• **WHAT THE TASK ASKS**: Reproduce the records below in their entirety, character for character.

━━━━━ AVAILABLE RECORDS

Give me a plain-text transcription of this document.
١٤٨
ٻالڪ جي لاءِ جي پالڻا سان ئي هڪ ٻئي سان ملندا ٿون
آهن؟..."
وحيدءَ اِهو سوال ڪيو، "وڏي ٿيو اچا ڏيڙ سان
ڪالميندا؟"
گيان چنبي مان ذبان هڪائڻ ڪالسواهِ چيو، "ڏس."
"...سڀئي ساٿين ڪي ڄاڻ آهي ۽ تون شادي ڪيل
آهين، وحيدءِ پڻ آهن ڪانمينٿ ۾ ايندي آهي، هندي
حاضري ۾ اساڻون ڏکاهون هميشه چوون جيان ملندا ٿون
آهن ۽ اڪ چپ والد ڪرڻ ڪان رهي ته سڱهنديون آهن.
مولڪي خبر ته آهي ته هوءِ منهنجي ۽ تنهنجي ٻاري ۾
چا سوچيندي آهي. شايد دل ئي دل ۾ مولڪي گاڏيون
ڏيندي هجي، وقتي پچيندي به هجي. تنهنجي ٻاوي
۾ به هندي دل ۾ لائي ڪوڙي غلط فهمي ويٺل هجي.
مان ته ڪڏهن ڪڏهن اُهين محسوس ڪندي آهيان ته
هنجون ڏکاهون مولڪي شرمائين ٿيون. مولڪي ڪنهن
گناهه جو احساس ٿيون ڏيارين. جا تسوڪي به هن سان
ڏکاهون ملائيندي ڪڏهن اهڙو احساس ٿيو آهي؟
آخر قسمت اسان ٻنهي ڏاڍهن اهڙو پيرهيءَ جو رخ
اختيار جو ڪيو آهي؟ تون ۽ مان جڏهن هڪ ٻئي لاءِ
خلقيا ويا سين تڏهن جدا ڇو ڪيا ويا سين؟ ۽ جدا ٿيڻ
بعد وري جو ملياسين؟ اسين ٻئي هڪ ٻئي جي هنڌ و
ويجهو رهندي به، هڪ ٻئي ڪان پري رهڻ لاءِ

━━━━━━━━━━

• **SOLUTION TO THE EXERCISE**:
Give me a plain-text transcription of this document.
١٤٨
ٻالڪ جي لاءِ جي پالڻا سان ئي هڪ ٻئي سان ملندا ٿون
آهن؟..."
وحيدءَ اِهو سوال ڪيو، "وڏي ٿيو اچا ڏيڙ سان
ڪالميندا؟"
گيان چنبي مان ذبان هڪائڻ ڪالسواهِ چيو، "ڏس."
"...سڀئي ساٿين ڪي ڄاڻ آهي ۽ تون شادي ڪيل
آهين، وحيدءِ پڻ آهن ڪانمينٿ ۾ ايندي آهي، هندي
حاضري ۾ اساڻون ڏکاهون هميشه چوون جيان ملندا ٿون
آهن ۽ اڪ چپ والد ڪرڻ ڪان رهي ته سڱهنديون آهن.
مولڪي خبر ته آهي ته هوءِ منهنجي ۽ تنهنجي ٻاري ۾
چا سوچيندي آهي. شايد دل ئي دل ۾ مولڪي گاڏيون
ڏيندي هجي، وقتي پچيندي به هجي. تنهنجي ٻاوي
۾ به هندي دل ۾ لائي ڪوڙي غلط فهمي ويٺل هجي.
مان ته ڪڏهن ڪڏهن اُهين محسوس ڪندي آهيان ته
هنجون ڏکاهون مولڪي شرمائين ٿيون. مولڪي ڪنهن
گناهه جو احساس ٿيون ڏيارين. جا تسوڪي به هن سان
ڏکاهون ملائيندي ڪڏهن اهڙو احساس ٿيو آهي؟
آخر قسمت اسان ٻنهي ڏاڍهن اهڙو پيرهيءَ جو رخ
اختيار جو ڪيو آهي؟ تون ۽ مان جڏهن هڪ ٻئي لاءِ
خلقيا ويا سين تڏهن جدا ڇو ڪيا ويا سين؟ ۽ جدا ٿيڻ
بعد وري جو ملياسين؟ اسين ٻئي هڪ ٻئي جي هنڌ و
ويجهو رهندي به، هڪ ٻئي ڪان پري رهڻ لاءِ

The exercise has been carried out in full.